## Start SUPPLIED ENTRIES

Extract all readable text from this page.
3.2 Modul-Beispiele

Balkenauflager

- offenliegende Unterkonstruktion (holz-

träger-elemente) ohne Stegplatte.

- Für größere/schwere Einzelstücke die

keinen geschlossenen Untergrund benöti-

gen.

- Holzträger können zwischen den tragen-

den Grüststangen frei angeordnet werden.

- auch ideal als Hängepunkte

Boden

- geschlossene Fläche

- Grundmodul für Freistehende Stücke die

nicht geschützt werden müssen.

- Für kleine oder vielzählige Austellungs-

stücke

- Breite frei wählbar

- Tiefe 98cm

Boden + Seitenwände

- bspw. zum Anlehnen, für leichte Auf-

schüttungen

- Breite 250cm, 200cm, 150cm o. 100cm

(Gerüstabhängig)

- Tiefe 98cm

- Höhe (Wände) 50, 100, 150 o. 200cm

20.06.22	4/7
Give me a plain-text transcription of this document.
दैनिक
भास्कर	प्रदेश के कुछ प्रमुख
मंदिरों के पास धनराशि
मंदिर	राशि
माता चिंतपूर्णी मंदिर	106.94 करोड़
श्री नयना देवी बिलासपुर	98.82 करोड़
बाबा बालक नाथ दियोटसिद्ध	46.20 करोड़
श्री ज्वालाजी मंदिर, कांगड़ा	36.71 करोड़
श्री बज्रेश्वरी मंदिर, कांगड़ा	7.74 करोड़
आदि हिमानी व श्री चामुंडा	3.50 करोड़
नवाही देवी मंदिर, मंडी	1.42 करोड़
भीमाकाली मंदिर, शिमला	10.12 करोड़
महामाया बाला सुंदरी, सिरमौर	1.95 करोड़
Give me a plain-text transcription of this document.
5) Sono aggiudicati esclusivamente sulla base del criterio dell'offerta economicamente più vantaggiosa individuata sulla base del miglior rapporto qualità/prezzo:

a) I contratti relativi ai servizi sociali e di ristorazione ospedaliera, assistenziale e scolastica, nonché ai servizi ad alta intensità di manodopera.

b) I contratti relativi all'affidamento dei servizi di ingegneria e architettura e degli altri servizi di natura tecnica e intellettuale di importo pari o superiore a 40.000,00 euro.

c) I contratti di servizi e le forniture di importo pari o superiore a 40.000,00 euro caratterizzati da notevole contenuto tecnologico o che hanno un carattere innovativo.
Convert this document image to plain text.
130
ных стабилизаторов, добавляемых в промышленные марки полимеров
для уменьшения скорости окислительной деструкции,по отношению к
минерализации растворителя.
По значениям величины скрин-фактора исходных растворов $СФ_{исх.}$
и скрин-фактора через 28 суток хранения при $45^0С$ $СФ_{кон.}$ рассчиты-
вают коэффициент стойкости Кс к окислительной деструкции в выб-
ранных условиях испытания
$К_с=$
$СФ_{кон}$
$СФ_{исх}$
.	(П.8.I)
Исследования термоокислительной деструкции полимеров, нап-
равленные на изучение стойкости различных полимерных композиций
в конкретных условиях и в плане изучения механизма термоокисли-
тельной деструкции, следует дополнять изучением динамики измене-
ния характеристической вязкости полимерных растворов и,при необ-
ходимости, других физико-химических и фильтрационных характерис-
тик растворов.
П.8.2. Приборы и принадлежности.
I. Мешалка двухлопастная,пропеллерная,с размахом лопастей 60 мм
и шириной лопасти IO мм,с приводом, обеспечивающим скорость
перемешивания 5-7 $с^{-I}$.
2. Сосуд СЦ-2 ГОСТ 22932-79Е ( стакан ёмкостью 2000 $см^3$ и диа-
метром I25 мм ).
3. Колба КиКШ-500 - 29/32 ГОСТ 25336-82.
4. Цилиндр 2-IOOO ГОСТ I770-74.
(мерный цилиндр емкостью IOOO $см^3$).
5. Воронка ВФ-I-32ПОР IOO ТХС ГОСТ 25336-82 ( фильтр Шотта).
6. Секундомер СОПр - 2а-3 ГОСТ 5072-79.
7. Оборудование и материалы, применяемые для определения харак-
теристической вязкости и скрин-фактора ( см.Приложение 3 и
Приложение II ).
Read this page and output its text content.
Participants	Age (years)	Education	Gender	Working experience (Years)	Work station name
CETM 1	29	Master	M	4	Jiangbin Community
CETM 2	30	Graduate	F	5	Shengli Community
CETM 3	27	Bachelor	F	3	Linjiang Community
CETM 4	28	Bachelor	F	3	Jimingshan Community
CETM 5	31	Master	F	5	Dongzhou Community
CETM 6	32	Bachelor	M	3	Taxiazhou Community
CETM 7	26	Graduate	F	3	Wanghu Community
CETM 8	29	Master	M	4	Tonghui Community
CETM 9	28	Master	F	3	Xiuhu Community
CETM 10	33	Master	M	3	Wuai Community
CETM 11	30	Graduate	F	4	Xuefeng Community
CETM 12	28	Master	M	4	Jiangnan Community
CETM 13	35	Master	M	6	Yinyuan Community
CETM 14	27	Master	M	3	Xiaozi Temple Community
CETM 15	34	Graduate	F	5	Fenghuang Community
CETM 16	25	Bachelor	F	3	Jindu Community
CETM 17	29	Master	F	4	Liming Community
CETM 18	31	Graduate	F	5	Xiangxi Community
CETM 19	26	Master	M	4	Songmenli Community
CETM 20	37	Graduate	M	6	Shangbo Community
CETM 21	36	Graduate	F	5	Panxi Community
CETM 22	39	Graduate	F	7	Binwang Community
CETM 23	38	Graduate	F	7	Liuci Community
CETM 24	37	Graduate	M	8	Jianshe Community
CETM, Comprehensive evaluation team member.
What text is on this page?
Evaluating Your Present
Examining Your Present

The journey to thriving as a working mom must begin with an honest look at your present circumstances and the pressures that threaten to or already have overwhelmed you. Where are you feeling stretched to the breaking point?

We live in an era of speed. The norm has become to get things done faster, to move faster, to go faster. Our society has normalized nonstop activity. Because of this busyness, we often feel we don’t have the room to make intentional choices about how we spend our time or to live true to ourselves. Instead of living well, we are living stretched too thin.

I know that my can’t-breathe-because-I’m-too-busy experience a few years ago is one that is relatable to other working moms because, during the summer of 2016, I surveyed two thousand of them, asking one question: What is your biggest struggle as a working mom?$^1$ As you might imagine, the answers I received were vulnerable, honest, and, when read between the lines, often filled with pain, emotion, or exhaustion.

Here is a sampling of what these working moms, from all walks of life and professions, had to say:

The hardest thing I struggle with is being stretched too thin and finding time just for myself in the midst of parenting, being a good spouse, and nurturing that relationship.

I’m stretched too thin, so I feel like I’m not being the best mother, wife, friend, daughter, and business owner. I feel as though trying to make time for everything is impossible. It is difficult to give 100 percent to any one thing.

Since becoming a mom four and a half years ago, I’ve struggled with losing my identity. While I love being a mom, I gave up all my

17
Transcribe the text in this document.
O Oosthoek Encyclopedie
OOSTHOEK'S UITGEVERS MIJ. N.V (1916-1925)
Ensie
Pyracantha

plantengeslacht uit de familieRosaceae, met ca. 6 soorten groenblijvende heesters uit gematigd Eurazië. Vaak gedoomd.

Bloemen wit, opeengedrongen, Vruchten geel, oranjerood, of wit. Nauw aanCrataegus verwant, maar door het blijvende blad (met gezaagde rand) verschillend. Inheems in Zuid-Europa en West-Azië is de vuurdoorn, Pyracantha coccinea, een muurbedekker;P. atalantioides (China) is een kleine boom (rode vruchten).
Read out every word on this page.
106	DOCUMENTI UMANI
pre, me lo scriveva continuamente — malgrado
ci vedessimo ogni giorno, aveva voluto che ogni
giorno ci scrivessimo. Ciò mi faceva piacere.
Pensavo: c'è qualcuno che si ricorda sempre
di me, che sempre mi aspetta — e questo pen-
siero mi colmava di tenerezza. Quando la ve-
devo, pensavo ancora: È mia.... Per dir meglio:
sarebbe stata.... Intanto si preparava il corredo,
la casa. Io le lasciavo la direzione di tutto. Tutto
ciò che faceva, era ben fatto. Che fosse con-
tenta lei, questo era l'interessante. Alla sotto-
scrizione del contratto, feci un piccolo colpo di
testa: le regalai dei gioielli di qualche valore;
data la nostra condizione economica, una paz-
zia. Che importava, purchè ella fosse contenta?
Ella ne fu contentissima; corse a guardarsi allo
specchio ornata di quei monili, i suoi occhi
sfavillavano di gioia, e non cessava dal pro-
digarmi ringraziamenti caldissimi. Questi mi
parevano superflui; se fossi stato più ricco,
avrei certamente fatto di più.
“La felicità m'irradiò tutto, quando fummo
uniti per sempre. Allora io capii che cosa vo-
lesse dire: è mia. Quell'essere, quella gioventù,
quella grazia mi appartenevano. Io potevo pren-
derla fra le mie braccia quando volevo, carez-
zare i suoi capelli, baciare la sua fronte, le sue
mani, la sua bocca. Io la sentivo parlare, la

## End SUPPLIED ENTRIES

-- EXERCISE DETAILS --
From the entries above, list each line with "faceva" in it.

-- TASK RESPONSE --
giorno ci scrivessimo. Ciò mi faceva piacere.
ciò che faceva, era ben fatto. Che fosse con-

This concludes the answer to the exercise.